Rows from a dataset
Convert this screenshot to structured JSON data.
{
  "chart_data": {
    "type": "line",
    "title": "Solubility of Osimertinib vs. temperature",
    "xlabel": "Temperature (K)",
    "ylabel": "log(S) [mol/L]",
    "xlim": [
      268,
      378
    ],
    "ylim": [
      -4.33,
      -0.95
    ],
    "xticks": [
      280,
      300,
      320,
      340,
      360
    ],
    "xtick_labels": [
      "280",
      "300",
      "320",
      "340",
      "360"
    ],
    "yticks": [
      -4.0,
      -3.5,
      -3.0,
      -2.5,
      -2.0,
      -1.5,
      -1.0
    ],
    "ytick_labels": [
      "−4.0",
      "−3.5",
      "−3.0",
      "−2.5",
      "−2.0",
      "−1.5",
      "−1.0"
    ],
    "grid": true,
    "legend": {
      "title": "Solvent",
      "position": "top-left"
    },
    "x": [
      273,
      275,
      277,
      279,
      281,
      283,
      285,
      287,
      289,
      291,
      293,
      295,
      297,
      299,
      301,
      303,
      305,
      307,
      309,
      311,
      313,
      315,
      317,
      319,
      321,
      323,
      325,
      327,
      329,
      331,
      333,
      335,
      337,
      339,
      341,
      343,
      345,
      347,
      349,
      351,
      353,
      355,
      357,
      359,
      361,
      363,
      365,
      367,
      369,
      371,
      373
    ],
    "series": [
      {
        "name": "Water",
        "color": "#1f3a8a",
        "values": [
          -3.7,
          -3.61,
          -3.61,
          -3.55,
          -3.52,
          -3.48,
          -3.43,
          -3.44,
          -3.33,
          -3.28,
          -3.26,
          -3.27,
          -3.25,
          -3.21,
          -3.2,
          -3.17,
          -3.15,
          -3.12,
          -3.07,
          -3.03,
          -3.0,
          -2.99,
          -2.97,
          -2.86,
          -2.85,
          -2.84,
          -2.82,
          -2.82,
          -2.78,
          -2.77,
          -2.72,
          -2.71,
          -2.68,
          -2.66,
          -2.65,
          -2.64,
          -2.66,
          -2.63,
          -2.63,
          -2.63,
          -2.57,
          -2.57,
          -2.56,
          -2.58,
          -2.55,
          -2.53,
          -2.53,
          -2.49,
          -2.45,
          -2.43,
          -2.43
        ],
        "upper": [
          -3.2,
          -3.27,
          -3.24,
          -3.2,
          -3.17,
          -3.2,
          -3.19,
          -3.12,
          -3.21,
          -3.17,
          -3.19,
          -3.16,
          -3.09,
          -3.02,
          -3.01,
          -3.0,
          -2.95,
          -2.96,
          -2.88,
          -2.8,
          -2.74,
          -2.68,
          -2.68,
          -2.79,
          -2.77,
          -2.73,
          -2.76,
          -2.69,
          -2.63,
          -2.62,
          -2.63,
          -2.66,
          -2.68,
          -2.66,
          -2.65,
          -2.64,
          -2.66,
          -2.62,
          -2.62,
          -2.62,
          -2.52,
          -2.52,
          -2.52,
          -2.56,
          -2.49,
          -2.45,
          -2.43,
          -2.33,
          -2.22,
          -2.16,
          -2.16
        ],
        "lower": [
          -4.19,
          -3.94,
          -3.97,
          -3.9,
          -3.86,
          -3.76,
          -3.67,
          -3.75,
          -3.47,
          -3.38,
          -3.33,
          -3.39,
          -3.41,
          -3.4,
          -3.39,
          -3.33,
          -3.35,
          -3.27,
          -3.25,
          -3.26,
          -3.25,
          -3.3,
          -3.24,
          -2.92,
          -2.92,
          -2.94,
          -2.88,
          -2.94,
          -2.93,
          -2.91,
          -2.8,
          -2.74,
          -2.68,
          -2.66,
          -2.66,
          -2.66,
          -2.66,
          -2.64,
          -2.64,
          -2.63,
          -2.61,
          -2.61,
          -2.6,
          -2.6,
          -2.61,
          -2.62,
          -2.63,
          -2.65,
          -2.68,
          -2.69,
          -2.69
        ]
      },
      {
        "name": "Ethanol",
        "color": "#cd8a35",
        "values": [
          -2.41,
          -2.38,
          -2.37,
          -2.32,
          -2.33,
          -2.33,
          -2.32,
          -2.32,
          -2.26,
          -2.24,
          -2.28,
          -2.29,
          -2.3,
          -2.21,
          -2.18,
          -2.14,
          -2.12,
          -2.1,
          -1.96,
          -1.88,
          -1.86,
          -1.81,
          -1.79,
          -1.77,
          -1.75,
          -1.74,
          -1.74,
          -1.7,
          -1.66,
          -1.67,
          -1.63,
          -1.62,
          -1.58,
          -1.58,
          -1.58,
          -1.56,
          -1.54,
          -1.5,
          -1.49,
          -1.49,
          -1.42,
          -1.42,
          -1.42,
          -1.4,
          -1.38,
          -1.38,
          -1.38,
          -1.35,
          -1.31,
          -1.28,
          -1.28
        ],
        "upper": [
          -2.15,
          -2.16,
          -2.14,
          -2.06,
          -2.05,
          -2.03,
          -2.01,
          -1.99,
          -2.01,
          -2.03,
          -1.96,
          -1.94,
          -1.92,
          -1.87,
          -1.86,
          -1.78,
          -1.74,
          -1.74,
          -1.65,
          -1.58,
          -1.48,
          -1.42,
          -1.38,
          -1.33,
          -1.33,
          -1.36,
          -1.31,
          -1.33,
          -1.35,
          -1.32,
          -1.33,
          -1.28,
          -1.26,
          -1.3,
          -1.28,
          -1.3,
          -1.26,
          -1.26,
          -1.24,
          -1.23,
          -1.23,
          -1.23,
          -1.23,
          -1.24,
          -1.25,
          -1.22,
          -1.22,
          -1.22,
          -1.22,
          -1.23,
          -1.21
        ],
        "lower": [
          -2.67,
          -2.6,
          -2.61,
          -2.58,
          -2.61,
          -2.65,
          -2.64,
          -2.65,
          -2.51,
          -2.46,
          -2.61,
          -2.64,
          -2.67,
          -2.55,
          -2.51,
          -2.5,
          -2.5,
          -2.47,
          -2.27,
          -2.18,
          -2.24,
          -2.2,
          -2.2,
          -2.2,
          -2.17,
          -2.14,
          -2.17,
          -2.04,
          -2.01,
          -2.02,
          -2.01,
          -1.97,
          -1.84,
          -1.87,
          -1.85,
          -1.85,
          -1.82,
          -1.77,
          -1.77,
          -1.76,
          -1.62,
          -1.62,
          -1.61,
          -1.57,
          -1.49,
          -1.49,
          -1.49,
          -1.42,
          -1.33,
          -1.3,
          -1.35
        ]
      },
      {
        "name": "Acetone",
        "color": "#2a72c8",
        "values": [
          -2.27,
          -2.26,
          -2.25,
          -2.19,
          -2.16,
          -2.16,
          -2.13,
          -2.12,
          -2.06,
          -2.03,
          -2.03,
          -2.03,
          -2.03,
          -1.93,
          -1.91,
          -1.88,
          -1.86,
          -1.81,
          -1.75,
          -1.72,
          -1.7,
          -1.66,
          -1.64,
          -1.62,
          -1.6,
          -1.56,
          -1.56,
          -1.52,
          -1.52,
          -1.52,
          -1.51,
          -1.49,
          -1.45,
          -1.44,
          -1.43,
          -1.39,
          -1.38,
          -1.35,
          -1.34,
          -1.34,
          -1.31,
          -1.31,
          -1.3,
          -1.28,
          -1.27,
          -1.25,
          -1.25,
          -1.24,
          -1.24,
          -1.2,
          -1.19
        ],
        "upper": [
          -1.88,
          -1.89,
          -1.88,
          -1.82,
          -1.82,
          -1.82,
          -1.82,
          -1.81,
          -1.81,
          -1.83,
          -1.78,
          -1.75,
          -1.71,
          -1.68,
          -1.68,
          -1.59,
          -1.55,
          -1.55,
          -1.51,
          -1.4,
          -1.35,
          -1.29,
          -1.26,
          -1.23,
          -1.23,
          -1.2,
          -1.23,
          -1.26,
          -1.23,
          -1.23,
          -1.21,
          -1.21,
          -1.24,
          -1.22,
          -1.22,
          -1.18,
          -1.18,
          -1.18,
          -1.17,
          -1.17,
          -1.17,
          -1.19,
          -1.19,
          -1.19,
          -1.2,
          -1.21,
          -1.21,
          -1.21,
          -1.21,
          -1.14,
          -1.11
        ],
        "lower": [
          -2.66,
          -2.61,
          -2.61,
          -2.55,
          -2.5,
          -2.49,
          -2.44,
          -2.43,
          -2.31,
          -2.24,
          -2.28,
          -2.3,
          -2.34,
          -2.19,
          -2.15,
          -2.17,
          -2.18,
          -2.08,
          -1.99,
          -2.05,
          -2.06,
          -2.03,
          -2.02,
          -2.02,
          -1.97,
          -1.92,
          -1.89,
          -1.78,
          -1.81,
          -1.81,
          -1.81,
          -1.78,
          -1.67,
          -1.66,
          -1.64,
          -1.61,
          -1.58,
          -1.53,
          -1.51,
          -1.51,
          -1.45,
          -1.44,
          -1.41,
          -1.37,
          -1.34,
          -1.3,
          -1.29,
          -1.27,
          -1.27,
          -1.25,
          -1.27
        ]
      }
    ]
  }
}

Task to carry out:
Identify every line holding the word "name" and copy it out.

Exercise result:
        "name": "Water",
        "name": "Ethanol",
        "name": "Acetone",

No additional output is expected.